- **Objective**
Pictures aside, quote the whole listing exactly.

** START OF Exercise material **

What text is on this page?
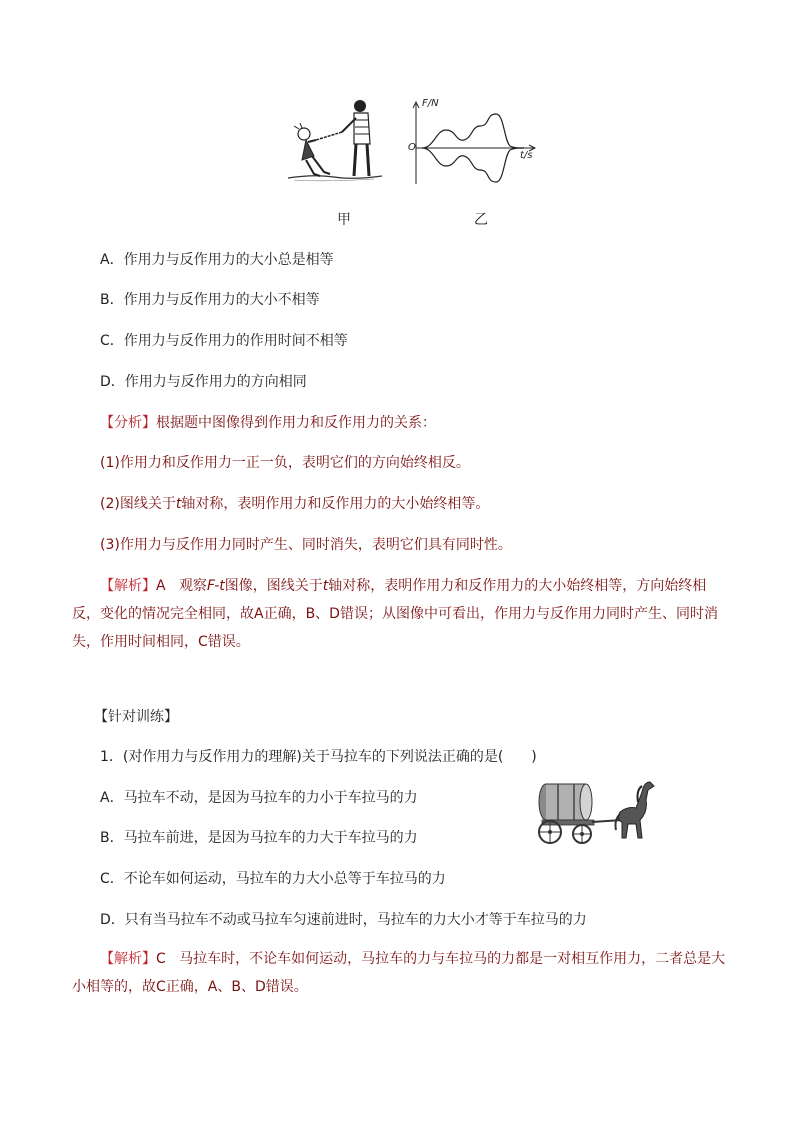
F/N
t/s
O
甲	乙
A．作用力与反作用力的大小总是相等
B．作用力与反作用力的大小不相等
C．作用力与反作用力的作用时间不相等
D．作用力与反作用力的方向相同
【分析】根据题中图像得到作用力和反作用力的关系：
(1)作用力和反作用力一正一负，表明它们的方向始终相反。
(2)图线关于t轴对称，表明作用力和反作用力的大小始终相等。
(3)作用力与反作用力同时产生、同时消失，表明它们具有同时性。
【解析】A 观察F-t图像，图线关于t轴对称，表明作用力和反作用力的大小始终相等，方向始终相反，变化的情况完全相同，故A正确，B、D错误；从图像中可看出，作用力与反作用力同时产生、同时消失，作用时间相同，C错误。
【针对训练】
1．(对作用力与反作用力的理解)关于马拉车的下列说法正确的是(　　)
A．马拉车不动，是因为马拉车的力小于车拉马的力
B．马拉车前进，是因为马拉车的力大于车拉马的力
C．不论车如何运动，马拉车的力大小总等于车拉马的力
D．只有当马拉车不动或马拉车匀速前进时，马拉车的力大小才等于车拉马的力
【解析】C 马拉车时，不论车如何运动，马拉车的力与车拉马的力都是一对相互作用力，二者总是大小相等的，故C正确，A、B、D错误。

** END OF Exercise material **

- **Task answer**
What text is on this page?
F/N
t/s
O
甲	乙
A．作用力与反作用力的大小总是相等
B．作用力与反作用力的大小不相等
C．作用力与反作用力的作用时间不相等
D．作用力与反作用力的方向相同
【分析】根据题中图像得到作用力和反作用力的关系：
(1)作用力和反作用力一正一负，表明它们的方向始终相反。
(2)图线关于t轴对称，表明作用力和反作用力的大小始终相等。
(3)作用力与反作用力同时产生、同时消失，表明它们具有同时性。
【解析】A 观察F-t图像，图线关于t轴对称，表明作用力和反作用力的大小始终相等，方向始终相反，变化的情况完全相同，故A正确，B、D错误；从图像中可看出，作用力与反作用力同时产生、同时消失，作用时间相同，C错误。
【针对训练】
1．(对作用力与反作用力的理解)关于马拉车的下列说法正确的是(　　)
A．马拉车不动，是因为马拉车的力小于车拉马的力
B．马拉车前进，是因为马拉车的力大于车拉马的力
C．不论车如何运动，马拉车的力大小总等于车拉马的力
D．只有当马拉车不动或马拉车匀速前进时，马拉车的力大小才等于车拉马的力
【解析】C 马拉车时，不论车如何运动，马拉车的力与车拉马的力都是一对相互作用力，二者总是大小相等的，故C正确，A、B、D错误。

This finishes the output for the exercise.